## Directions for this task
Without the pictures, return all of the material exactly as written.

** Begin Recorded information **

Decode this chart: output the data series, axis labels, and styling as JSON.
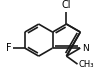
{
  "bond_color": "#1a1a1a",
  "bond_width": 1.2,
  "background_color": "#ffffff",
  "text_color": "#000000",
  "font_size": 7.0,
  "label_F": "F",
  "label_Cl": "Cl",
  "label_N": "N",
  "figsize": [
    1.1,
    0.73
  ],
  "dpi": 100
}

** End Recorded information **

## Result for this exercise
Decode this chart: output the data series, axis labels, and styling as JSON.
{
  "bond_color": "#1a1a1a",
  "bond_width": 1.2,
  "background_color": "#ffffff",
  "text_color": "#000000",
  "font_size": 7.0,
  "label_F": "F",
  "label_Cl": "Cl",
  "label_N": "N",
  "figsize": [
    1.1,
    0.73
  ],
  "dpi": 100
}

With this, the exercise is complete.